(Entries from a visual dataset)
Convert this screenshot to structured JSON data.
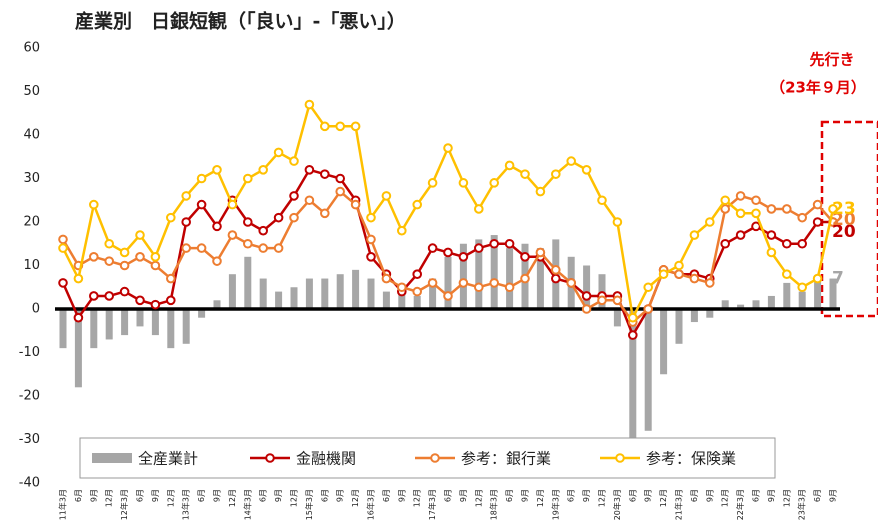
{
  "chart_data": {
    "type": "bar_line",
    "title": "産業別　日銀短観（「良い」-「悪い」）",
    "annotation": [
      "先行き",
      "（23年９月）"
    ],
    "categories": [
      "11年3月",
      "6月",
      "9月",
      "12月",
      "12年3月",
      "6月",
      "9月",
      "12月",
      "13年3月",
      "6月",
      "9月",
      "12月",
      "14年3月",
      "6月",
      "9月",
      "12月",
      "15年3月",
      "6月",
      "9月",
      "12月",
      "16年3月",
      "6月",
      "9月",
      "12月",
      "17年3月",
      "6月",
      "9月",
      "12月",
      "18年3月",
      "6月",
      "9月",
      "12月",
      "19年3月",
      "6月",
      "9月",
      "12月",
      "20年3月",
      "6月",
      "9月",
      "12月",
      "21年3月",
      "6月",
      "9月",
      "12月",
      "22年3月",
      "6月",
      "9月",
      "12月",
      "23年3月",
      "6月",
      "9月"
    ],
    "series": [
      {
        "name": "全産業計",
        "kind": "bar",
        "color": "#a6a6a6",
        "values": [
          -9,
          -18,
          -9,
          -7,
          -6,
          -4,
          -6,
          -9,
          -8,
          -2,
          2,
          8,
          12,
          7,
          4,
          5,
          7,
          7,
          8,
          9,
          7,
          4,
          5,
          3,
          7,
          12,
          15,
          16,
          17,
          14,
          15,
          14,
          16,
          12,
          10,
          8,
          -4,
          -31,
          -28,
          -15,
          -8,
          -3,
          -2,
          2,
          1,
          2,
          3,
          6,
          4,
          7,
          7
        ]
      },
      {
        "name": "金融機関",
        "kind": "line",
        "color": "#c00000",
        "values": [
          6,
          -2,
          3,
          3,
          4,
          2,
          1,
          2,
          20,
          24,
          19,
          25,
          20,
          18,
          21,
          26,
          32,
          31,
          30,
          25,
          12,
          8,
          4,
          8,
          14,
          13,
          12,
          14,
          15,
          15,
          12,
          12,
          7,
          6,
          3,
          3,
          3,
          -6,
          0,
          9,
          8,
          8,
          7,
          15,
          17,
          19,
          17,
          15,
          15,
          20,
          20
        ]
      },
      {
        "name": "参考：銀行業",
        "kind": "line",
        "color": "#ed7d31",
        "values": [
          16,
          10,
          12,
          11,
          10,
          12,
          10,
          7,
          14,
          14,
          11,
          17,
          15,
          14,
          14,
          21,
          25,
          22,
          27,
          24,
          16,
          7,
          5,
          4,
          6,
          3,
          6,
          5,
          6,
          5,
          7,
          13,
          9,
          6,
          0,
          2,
          2,
          -3,
          0,
          9,
          8,
          7,
          6,
          23,
          26,
          25,
          23,
          23,
          21,
          24,
          20
        ]
      },
      {
        "name": "参考：保険業",
        "kind": "line",
        "color": "#ffc000",
        "values": [
          14,
          7,
          24,
          15,
          13,
          17,
          12,
          21,
          26,
          30,
          32,
          24,
          30,
          32,
          36,
          34,
          47,
          42,
          42,
          42,
          21,
          26,
          18,
          24,
          29,
          37,
          29,
          23,
          29,
          33,
          31,
          27,
          31,
          34,
          32,
          25,
          20,
          -2,
          5,
          8,
          10,
          17,
          20,
          25,
          22,
          22,
          13,
          8,
          5,
          7,
          23
        ]
      }
    ],
    "ylim": [
      -40,
      60
    ],
    "yticks": [
      -40,
      -30,
      -20,
      -10,
      0,
      10,
      20,
      30,
      40,
      50,
      60
    ],
    "legend": "lower center"
  }
}
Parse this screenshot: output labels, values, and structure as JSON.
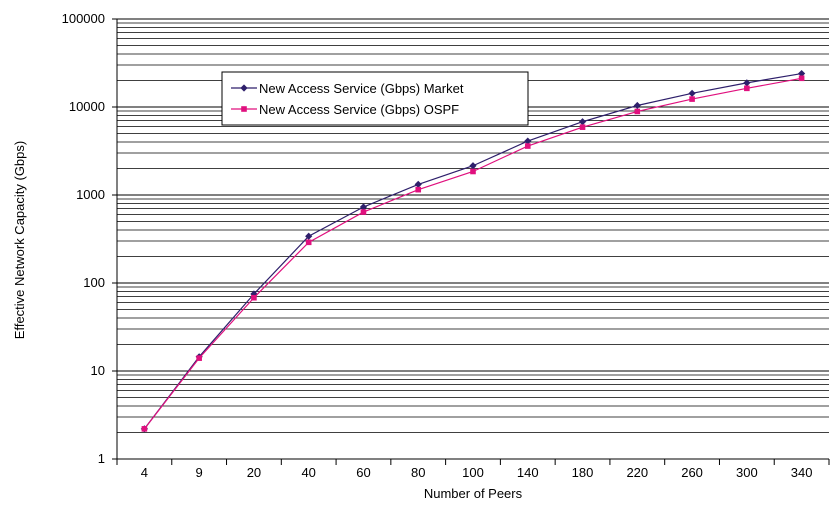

**WHAT TO DO**
From the material given, work out how many lines hold the string "this"; state that number and nothing further.

**THE COMPLETED TASK**
2